Read the lines that follow and pick out every one containing the word "产品几何技术规范".

>> START Records shown

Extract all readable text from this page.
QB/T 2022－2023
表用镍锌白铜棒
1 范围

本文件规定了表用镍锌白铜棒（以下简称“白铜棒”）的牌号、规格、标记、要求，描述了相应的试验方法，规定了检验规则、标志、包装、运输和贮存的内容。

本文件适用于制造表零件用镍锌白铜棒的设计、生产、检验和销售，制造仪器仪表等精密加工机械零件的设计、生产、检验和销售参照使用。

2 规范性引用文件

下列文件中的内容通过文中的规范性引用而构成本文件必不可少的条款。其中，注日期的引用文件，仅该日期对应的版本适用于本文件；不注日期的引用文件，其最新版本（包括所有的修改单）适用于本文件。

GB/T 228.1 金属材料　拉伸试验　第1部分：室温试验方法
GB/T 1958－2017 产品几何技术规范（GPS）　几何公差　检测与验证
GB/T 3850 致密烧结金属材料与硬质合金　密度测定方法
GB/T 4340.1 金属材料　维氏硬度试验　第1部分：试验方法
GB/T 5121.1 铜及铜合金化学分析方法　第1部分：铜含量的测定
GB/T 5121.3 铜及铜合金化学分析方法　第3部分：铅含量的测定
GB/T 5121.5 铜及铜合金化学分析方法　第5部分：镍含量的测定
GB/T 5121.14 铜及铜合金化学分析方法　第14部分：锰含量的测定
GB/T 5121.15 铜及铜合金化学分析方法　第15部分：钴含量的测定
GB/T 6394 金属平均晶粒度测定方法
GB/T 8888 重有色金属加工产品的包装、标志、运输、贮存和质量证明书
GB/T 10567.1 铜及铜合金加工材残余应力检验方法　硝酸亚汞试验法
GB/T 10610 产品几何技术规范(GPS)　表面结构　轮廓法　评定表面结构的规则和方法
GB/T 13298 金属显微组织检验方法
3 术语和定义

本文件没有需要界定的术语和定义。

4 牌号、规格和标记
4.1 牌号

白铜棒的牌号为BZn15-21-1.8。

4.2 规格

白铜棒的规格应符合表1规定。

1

>> END Records shown

== Final result ==
GB/T 1958－2017 产品几何技术规范（GPS）　几何公差　检测与验证
GB/T 10610 产品几何技术规范(GPS)　表面结构　轮廓法　评定表面结构的规则和方法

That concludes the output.